▸ Problem statement:
Repeat the whole listing exactly.

_ _ _ _ _ _ _

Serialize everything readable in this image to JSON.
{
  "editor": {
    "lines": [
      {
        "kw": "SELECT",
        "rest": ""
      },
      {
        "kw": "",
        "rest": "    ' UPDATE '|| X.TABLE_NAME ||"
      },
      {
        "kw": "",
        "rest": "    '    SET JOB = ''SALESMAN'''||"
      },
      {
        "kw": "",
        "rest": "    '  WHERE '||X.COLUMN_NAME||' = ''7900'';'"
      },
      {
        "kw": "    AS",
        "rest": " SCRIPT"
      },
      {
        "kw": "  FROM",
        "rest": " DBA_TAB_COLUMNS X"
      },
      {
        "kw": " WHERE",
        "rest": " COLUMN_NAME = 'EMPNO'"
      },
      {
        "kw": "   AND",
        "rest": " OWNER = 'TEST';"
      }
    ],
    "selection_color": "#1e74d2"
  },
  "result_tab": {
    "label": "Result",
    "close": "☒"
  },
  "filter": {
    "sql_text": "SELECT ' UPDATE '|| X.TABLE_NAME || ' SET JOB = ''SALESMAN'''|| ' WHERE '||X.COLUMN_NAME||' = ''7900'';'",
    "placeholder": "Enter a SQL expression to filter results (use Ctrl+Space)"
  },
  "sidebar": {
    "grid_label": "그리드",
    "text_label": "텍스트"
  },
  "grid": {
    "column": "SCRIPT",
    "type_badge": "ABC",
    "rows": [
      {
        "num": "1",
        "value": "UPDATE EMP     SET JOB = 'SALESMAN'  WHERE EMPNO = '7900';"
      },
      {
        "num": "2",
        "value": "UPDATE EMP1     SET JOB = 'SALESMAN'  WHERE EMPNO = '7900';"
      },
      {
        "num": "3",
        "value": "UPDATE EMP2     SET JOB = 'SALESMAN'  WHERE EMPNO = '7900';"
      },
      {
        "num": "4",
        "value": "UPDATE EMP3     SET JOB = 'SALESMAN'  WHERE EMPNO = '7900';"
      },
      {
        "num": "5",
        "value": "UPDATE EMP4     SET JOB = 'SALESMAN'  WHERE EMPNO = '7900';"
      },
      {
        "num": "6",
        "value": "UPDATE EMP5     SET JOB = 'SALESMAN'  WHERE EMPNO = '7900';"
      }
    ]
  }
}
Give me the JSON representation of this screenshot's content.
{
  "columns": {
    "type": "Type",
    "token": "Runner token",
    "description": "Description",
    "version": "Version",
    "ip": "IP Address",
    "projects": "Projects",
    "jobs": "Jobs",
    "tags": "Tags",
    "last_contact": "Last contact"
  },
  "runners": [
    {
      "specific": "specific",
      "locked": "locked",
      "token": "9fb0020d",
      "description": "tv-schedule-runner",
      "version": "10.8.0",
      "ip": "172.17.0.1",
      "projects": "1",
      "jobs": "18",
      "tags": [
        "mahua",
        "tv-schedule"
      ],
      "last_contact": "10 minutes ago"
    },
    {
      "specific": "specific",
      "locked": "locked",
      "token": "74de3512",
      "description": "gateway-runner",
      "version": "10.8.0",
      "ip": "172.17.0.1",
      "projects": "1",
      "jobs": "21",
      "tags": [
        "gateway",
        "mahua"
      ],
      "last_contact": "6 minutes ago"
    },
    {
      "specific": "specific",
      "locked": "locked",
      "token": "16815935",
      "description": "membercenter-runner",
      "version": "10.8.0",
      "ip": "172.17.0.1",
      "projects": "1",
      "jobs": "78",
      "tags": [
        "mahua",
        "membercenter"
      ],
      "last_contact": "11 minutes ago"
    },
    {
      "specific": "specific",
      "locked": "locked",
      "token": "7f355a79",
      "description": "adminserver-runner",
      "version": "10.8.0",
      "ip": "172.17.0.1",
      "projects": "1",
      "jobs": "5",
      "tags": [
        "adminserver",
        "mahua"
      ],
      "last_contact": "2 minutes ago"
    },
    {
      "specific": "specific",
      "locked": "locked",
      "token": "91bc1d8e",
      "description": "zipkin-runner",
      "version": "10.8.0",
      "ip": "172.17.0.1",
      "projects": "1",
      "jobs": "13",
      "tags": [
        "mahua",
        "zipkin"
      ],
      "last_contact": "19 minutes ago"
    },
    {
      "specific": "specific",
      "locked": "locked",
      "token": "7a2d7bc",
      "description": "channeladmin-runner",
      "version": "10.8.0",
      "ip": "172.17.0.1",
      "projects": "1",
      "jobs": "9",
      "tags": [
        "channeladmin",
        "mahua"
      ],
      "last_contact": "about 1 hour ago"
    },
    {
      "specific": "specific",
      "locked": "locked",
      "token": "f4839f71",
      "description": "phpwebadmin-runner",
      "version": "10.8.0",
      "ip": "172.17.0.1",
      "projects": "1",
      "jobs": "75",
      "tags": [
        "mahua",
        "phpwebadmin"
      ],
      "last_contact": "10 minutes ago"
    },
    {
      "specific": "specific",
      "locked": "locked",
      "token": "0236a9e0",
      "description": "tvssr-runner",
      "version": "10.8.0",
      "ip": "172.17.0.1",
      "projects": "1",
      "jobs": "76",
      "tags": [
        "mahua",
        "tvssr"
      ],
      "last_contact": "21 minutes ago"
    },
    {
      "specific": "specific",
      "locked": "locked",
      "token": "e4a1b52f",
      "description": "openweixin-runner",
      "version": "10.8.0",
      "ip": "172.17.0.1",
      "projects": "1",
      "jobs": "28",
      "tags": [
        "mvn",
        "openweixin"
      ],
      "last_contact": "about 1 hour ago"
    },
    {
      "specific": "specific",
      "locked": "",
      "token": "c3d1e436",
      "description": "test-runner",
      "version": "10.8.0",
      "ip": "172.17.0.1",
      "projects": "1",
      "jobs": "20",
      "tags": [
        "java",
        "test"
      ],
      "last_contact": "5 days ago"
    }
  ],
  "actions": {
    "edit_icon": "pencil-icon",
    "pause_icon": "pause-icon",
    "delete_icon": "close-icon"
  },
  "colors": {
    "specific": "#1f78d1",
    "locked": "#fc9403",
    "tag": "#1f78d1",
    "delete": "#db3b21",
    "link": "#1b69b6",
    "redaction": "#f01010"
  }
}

_ _ _ _ _ _ _

▸ The solution:
Serialize everything readable in this image to JSON.
{
  "editor": {
    "lines": [
      {
        "kw": "SELECT",
        "rest": ""
      },
      {
        "kw": "",
        "rest": "    ' UPDATE '|| X.TABLE_NAME ||"
      },
      {
        "kw": "",
        "rest": "    '    SET JOB = ''SALESMAN'''||"
      },
      {
        "kw": "",
        "rest": "    '  WHERE '||X.COLUMN_NAME||' = ''7900'';'"
      },
      {
        "kw": "    AS",
        "rest": " SCRIPT"
      },
      {
        "kw": "  FROM",
        "rest": " DBA_TAB_COLUMNS X"
      },
      {
        "kw": " WHERE",
        "rest": " COLUMN_NAME = 'EMPNO'"
      },
      {
        "kw": "   AND",
        "rest": " OWNER = 'TEST';"
      }
    ],
    "selection_color": "#1e74d2"
  },
  "result_tab": {
    "label": "Result",
    "close": "☒"
  },
  "filter": {
    "sql_text": "SELECT ' UPDATE '|| X.TABLE_NAME || ' SET JOB = ''SALESMAN'''|| ' WHERE '||X.COLUMN_NAME||' = ''7900'';'",
    "placeholder": "Enter a SQL expression to filter results (use Ctrl+Space)"
  },
  "sidebar": {
    "grid_label": "그리드",
    "text_label": "텍스트"
  },
  "grid": {
    "column": "SCRIPT",
    "type_badge": "ABC",
    "rows": [
      {
        "num": "1",
        "value": "UPDATE EMP     SET JOB = 'SALESMAN'  WHERE EMPNO = '7900';"
      },
      {
        "num": "2",
        "value": "UPDATE EMP1     SET JOB = 'SALESMAN'  WHERE EMPNO = '7900';"
      },
      {
        "num": "3",
        "value": "UPDATE EMP2     SET JOB = 'SALESMAN'  WHERE EMPNO = '7900';"
      },
      {
        "num": "4",
        "value": "UPDATE EMP3     SET JOB = 'SALESMAN'  WHERE EMPNO = '7900';"
      },
      {
        "num": "5",
        "value": "UPDATE EMP4     SET JOB = 'SALESMAN'  WHERE EMPNO = '7900';"
      },
      {
        "num": "6",
        "value": "UPDATE EMP5     SET JOB = 'SALESMAN'  WHERE EMPNO = '7900';"
      }
    ]
  }
}
Give me the JSON representation of this screenshot's content.
{
  "columns": {
    "type": "Type",
    "token": "Runner token",
    "description": "Description",
    "version": "Version",
    "ip": "IP Address",
    "projects": "Projects",
    "jobs": "Jobs",
    "tags": "Tags",
    "last_contact": "Last contact"
  },
  "runners": [
    {
      "specific": "specific",
      "locked": "locked",
      "token": "9fb0020d",
      "description": "tv-schedule-runner",
      "version": "10.8.0",
      "ip": "172.17.0.1",
      "projects": "1",
      "jobs": "18",
      "tags": [
        "mahua",
        "tv-schedule"
      ],
      "last_contact": "10 minutes ago"
    },
    {
      "specific": "specific",
      "locked": "locked",
      "token": "74de3512",
      "description": "gateway-runner",
      "version": "10.8.0",
      "ip": "172.17.0.1",
      "projects": "1",
      "jobs": "21",
      "tags": [
        "gateway",
        "mahua"
      ],
      "last_contact": "6 minutes ago"
    },
    {
      "specific": "specific",
      "locked": "locked",
      "token": "16815935",
      "description": "membercenter-runner",
      "version": "10.8.0",
      "ip": "172.17.0.1",
      "projects": "1",
      "jobs": "78",
      "tags": [
        "mahua",
        "membercenter"
      ],
      "last_contact": "11 minutes ago"
    },
    {
      "specific": "specific",
      "locked": "locked",
      "token": "7f355a79",
      "description": "adminserver-runner",
      "version": "10.8.0",
      "ip": "172.17.0.1",
      "projects": "1",
      "jobs": "5",
      "tags": [
        "adminserver",
        "mahua"
      ],
      "last_contact": "2 minutes ago"
    },
    {
      "specific": "specific",
      "locked": "locked",
      "token": "91bc1d8e",
      "description": "zipkin-runner",
      "version": "10.8.0",
      "ip": "172.17.0.1",
      "projects": "1",
      "jobs": "13",
      "tags": [
        "mahua",
        "zipkin"
      ],
      "last_contact": "19 minutes ago"
    },
    {
      "specific": "specific",
      "locked": "locked",
      "token": "7a2d7bc",
      "description": "channeladmin-runner",
      "version": "10.8.0",
      "ip": "172.17.0.1",
      "projects": "1",
      "jobs": "9",
      "tags": [
        "channeladmin",
        "mahua"
      ],
      "last_contact": "about 1 hour ago"
    },
    {
      "specific": "specific",
      "locked": "locked",
      "token": "f4839f71",
      "description": "phpwebadmin-runner",
      "version": "10.8.0",
      "ip": "172.17.0.1",
      "projects": "1",
      "jobs": "75",
      "tags": [
        "mahua",
        "phpwebadmin"
      ],
      "last_contact": "10 minutes ago"
    },
    {
      "specific": "specific",
      "locked": "locked",
      "token": "0236a9e0",
      "description": "tvssr-runner",
      "version": "10.8.0",
      "ip": "172.17.0.1",
      "projects": "1",
      "jobs": "76",
      "tags": [
        "mahua",
        "tvssr"
      ],
      "last_contact": "21 minutes ago"
    },
    {
      "specific": "specific",
      "locked": "locked",
      "token": "e4a1b52f",
      "description": "openweixin-runner",
      "version": "10.8.0",
      "ip": "172.17.0.1",
      "projects": "1",
      "jobs": "28",
      "tags": [
        "mvn",
        "openweixin"
      ],
      "last_contact": "about 1 hour ago"
    },
    {
      "specific": "specific",
      "locked": "",
      "token": "c3d1e436",
      "description": "test-runner",
      "version": "10.8.0",
      "ip": "172.17.0.1",
      "projects": "1",
      "jobs": "20",
      "tags": [
        "java",
        "test"
      ],
      "last_contact": "5 days ago"
    }
  ],
  "actions": {
    "edit_icon": "pencil-icon",
    "pause_icon": "pause-icon",
    "delete_icon": "close-icon"
  },
  "colors": {
    "specific": "#1f78d1",
    "locked": "#fc9403",
    "tag": "#1f78d1",
    "delete": "#db3b21",
    "link": "#1b69b6",
    "redaction": "#f01010"
  }
}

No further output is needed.